(Data entries)
%%
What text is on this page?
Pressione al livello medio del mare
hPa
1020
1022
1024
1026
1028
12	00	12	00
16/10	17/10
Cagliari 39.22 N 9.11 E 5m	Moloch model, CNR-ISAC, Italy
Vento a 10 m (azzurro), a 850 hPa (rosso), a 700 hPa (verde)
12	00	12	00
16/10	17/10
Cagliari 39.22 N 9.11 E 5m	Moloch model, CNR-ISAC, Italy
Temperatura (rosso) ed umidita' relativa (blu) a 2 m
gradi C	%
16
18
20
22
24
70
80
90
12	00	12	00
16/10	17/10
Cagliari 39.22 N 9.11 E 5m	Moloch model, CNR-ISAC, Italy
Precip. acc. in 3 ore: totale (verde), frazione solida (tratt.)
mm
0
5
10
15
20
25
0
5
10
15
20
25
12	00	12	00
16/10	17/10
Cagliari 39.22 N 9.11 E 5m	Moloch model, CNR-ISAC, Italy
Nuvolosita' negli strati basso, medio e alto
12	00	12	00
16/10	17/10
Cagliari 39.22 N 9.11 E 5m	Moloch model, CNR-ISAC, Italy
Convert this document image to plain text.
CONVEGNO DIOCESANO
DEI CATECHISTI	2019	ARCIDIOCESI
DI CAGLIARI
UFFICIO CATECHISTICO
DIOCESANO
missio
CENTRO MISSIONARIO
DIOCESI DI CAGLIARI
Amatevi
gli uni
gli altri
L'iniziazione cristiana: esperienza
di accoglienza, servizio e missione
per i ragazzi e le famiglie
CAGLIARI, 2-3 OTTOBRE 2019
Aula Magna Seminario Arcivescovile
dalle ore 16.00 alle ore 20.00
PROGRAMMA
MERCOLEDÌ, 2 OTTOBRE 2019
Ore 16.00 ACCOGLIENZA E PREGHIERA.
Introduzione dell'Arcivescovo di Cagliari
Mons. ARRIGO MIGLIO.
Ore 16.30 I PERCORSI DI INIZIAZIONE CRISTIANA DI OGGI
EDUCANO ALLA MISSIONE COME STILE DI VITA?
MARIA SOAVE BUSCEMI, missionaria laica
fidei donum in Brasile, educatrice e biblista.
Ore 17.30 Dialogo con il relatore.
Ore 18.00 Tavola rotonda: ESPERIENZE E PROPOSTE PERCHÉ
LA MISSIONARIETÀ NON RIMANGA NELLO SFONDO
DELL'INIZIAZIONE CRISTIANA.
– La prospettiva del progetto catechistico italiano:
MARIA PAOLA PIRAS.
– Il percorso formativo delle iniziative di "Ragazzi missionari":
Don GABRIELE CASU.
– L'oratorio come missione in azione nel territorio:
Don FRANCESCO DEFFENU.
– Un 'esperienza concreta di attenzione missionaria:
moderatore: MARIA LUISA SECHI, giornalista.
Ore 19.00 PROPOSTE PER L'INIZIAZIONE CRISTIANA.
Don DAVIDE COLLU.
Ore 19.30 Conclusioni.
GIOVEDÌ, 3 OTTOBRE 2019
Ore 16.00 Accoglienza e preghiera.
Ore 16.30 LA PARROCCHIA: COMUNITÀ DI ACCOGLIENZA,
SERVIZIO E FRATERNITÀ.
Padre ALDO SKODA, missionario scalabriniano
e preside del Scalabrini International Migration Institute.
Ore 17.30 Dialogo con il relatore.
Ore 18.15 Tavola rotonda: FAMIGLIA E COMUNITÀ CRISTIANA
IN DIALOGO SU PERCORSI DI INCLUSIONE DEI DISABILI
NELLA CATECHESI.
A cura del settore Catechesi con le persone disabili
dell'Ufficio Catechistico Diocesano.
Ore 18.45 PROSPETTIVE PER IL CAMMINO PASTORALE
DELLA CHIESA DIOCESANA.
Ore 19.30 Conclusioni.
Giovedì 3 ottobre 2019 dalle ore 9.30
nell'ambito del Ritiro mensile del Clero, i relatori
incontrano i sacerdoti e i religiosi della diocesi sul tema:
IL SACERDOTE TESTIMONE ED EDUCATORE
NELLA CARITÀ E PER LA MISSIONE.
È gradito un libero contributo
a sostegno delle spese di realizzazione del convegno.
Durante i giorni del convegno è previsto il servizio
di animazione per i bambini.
%%
EXERCISE DESCRIPTION - Produce a verbatim transcription of the entries above.

ANSWER FOR THE TASK -
What text is on this page?
Pressione al livello medio del mare
hPa
1020
1022
1024
1026
1028
12	00	12	00
16/10	17/10
Cagliari 39.22 N 9.11 E 5m	Moloch model, CNR-ISAC, Italy
Vento a 10 m (azzurro), a 850 hPa (rosso), a 700 hPa (verde)
12	00	12	00
16/10	17/10
Cagliari 39.22 N 9.11 E 5m	Moloch model, CNR-ISAC, Italy
Temperatura (rosso) ed umidita' relativa (blu) a 2 m
gradi C	%
16
18
20
22
24
70
80
90
12	00	12	00
16/10	17/10
Cagliari 39.22 N 9.11 E 5m	Moloch model, CNR-ISAC, Italy
Precip. acc. in 3 ore: totale (verde), frazione solida (tratt.)
mm
0
5
10
15
20
25
0
5
10
15
20
25
12	00	12	00
16/10	17/10
Cagliari 39.22 N 9.11 E 5m	Moloch model, CNR-ISAC, Italy
Nuvolosita' negli strati basso, medio e alto
12	00	12	00
16/10	17/10
Cagliari 39.22 N 9.11 E 5m	Moloch model, CNR-ISAC, Italy
Convert this document image to plain text.
CONVEGNO DIOCESANO
DEI CATECHISTI	2019	ARCIDIOCESI
DI CAGLIARI
UFFICIO CATECHISTICO
DIOCESANO
missio
CENTRO MISSIONARIO
DIOCESI DI CAGLIARI
Amatevi
gli uni
gli altri
L'iniziazione cristiana: esperienza
di accoglienza, servizio e missione
per i ragazzi e le famiglie
CAGLIARI, 2-3 OTTOBRE 2019
Aula Magna Seminario Arcivescovile
dalle ore 16.00 alle ore 20.00
PROGRAMMA
MERCOLEDÌ, 2 OTTOBRE 2019
Ore 16.00 ACCOGLIENZA E PREGHIERA.
Introduzione dell'Arcivescovo di Cagliari
Mons. ARRIGO MIGLIO.
Ore 16.30 I PERCORSI DI INIZIAZIONE CRISTIANA DI OGGI
EDUCANO ALLA MISSIONE COME STILE DI VITA?
MARIA SOAVE BUSCEMI, missionaria laica
fidei donum in Brasile, educatrice e biblista.
Ore 17.30 Dialogo con il relatore.
Ore 18.00 Tavola rotonda: ESPERIENZE E PROPOSTE PERCHÉ
LA MISSIONARIETÀ NON RIMANGA NELLO SFONDO
DELL'INIZIAZIONE CRISTIANA.
– La prospettiva del progetto catechistico italiano:
MARIA PAOLA PIRAS.
– Il percorso formativo delle iniziative di "Ragazzi missionari":
Don GABRIELE CASU.
– L'oratorio come missione in azione nel territorio:
Don FRANCESCO DEFFENU.
– Un 'esperienza concreta di attenzione missionaria:
moderatore: MARIA LUISA SECHI, giornalista.
Ore 19.00 PROPOSTE PER L'INIZIAZIONE CRISTIANA.
Don DAVIDE COLLU.
Ore 19.30 Conclusioni.
GIOVEDÌ, 3 OTTOBRE 2019
Ore 16.00 Accoglienza e preghiera.
Ore 16.30 LA PARROCCHIA: COMUNITÀ DI ACCOGLIENZA,
SERVIZIO E FRATERNITÀ.
Padre ALDO SKODA, missionario scalabriniano
e preside del Scalabrini International Migration Institute.
Ore 17.30 Dialogo con il relatore.
Ore 18.15 Tavola rotonda: FAMIGLIA E COMUNITÀ CRISTIANA
IN DIALOGO SU PERCORSI DI INCLUSIONE DEI DISABILI
NELLA CATECHESI.
A cura del settore Catechesi con le persone disabili
dell'Ufficio Catechistico Diocesano.
Ore 18.45 PROSPETTIVE PER IL CAMMINO PASTORALE
DELLA CHIESA DIOCESANA.
Ore 19.30 Conclusioni.
Giovedì 3 ottobre 2019 dalle ore 9.30
nell'ambito del Ritiro mensile del Clero, i relatori
incontrano i sacerdoti e i religiosi della diocesi sul tema:
IL SACERDOTE TESTIMONE ED EDUCATORE
NELLA CARITÀ E PER LA MISSIONE.
È gradito un libero contributo
a sostegno delle spese di realizzazione del convegno.
Durante i giorni del convegno è previsto il servizio
di animazione per i bambini.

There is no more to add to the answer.